((

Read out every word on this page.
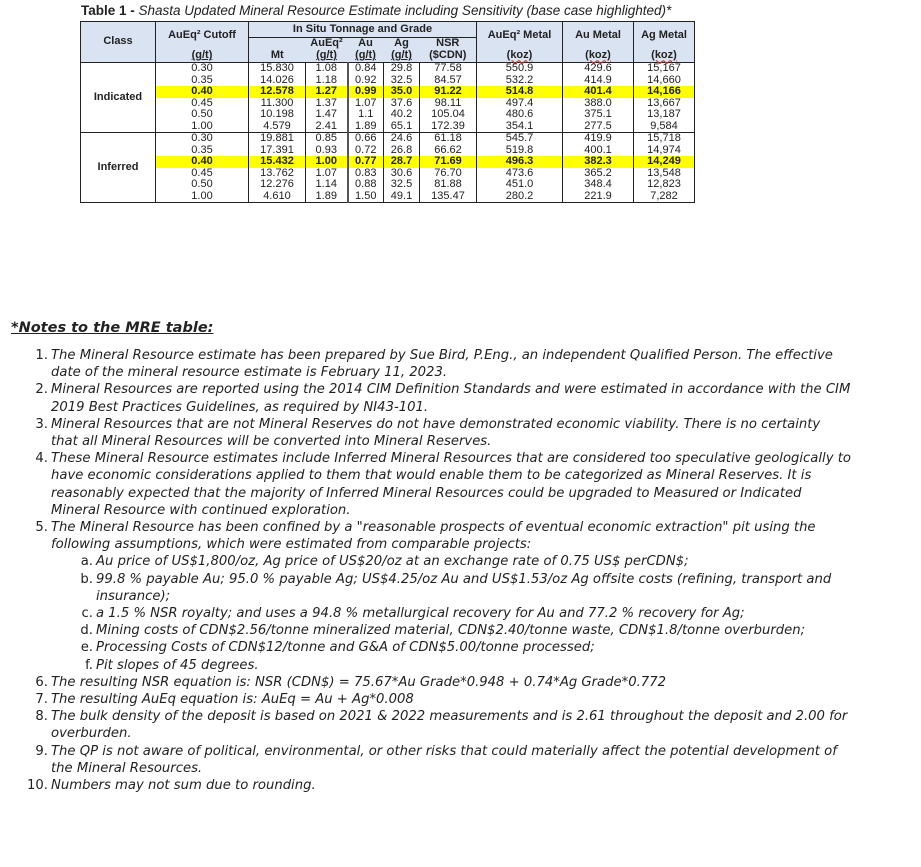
Table 1 - Shasta Updated Mineral Resource Estimate including Sensitivity (base case highlighted)*
Class	AuEq² Cutoff	In Situ Tonnage and Grade					AuEq² Metal	Au Metal	Ag Metal
			AuEq²	Au	Ag	NSR			
	(g/t)	Mt	(g/t)	(g/t)	(g/t)	($CDN)	(koz)	(koz)	(koz)
Indicated	0.30	15.830	1.08	0.84	29.8	77.58	550.9	429.6	15,167
	0.35	14.026	1.18	0.92	32.5	84.57	532.2	414.9	14,660
	0.40	12.578	1.27	0.99	35.0	91.22	514.8	401.4	14,166
	0.45	11.300	1.37	1.07	37.6	98.11	497.4	388.0	13,667
	0.50	10.198	1.47	1.1	40.2	105.04	480.6	375.1	13,187
	1.00	4.579	2.41	1.89	65.1	172.39	354.1	277.5	9,584
Inferred	0.30	19.881	0.85	0.66	24.6	61.18	545.7	419.9	15,718
	0.35	17.391	0.93	0.72	26.8	66.62	519.8	400.1	14,974
	0.40	15.432	1.00	0.77	28.7	71.69	496.3	382.3	14,249
	0.45	13.762	1.07	0.83	30.6	76.70	473.6	365.2	13,548
	0.50	12.276	1.14	0.88	32.5	81.88	451.0	348.4	12,823
	1.00	4.610	1.89	1.50	49.1	135.47	280.2	221.9	7,282
*Notes to the MRE table:
1. The Mineral Resource estimate has been prepared by Sue Bird, P.Eng., an independent Qualified Person. The effective date of the mineral resource estimate is February 11, 2023.
2. Mineral Resources are reported using the 2014 CIM Definition Standards and were estimated in accordance with the CIM 2019 Best Practices Guidelines, as required by NI43-101.
3. Mineral Resources that are not Mineral Reserves do not have demonstrated economic viability. There is no certainty that all Mineral Resources will be converted into Mineral Reserves.
4. These Mineral Resource estimates include Inferred Mineral Resources that are considered too speculative geologically to have economic considerations applied to them that would enable them to be categorized as Mineral Reserves. It is reasonably expected that the majority of Inferred Mineral Resources could be upgraded to Measured or Indicated Mineral Resource with continued exploration.
5. The Mineral Resource has been confined by a "reasonable prospects of eventual economic extraction" pit using the following assumptions, which were estimated from comparable projects:
a. Au price of US$1,800/oz, Ag price of US$20/oz at an exchange rate of 0.75 US$ perCDN$;
b. 99.8 % payable Au; 95.0 % payable Ag; US$4.25/oz Au and US$1.53/oz Ag offsite costs (refining, transport and insurance);
c. a 1.5 % NSR royalty; and uses a 94.8 % metallurgical recovery for Au and 77.2 % recovery for Ag;
d. Mining costs of CDN$2.56/tonne mineralized material, CDN$2.40/tonne waste, CDN$1.8/tonne overburden;
e. Processing Costs of CDN$12/tonne and G&A of CDN$5.00/tonne processed;
f. Pit slopes of 45 degrees.
6. The resulting NSR equation is: NSR (CDN$) = 75.67*Au Grade*0.948 + 0.74*Ag Grade*0.772
7. The resulting AuEq equation is: AuEq = Au + Ag*0.008
8. The bulk density of the deposit is based on 2021 & 2022 measurements and is 2.61 throughout the deposit and 2.00 for overburden.
9. The QP is not aware of political, environmental, or other risks that could materially affect the potential development of the Mineral Resources.
10. Numbers may not sum due to rounding.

))

| Given task |
Report the number of lines in the entries above that include the word "overburden" and add nothing to it.

| Task answer |
2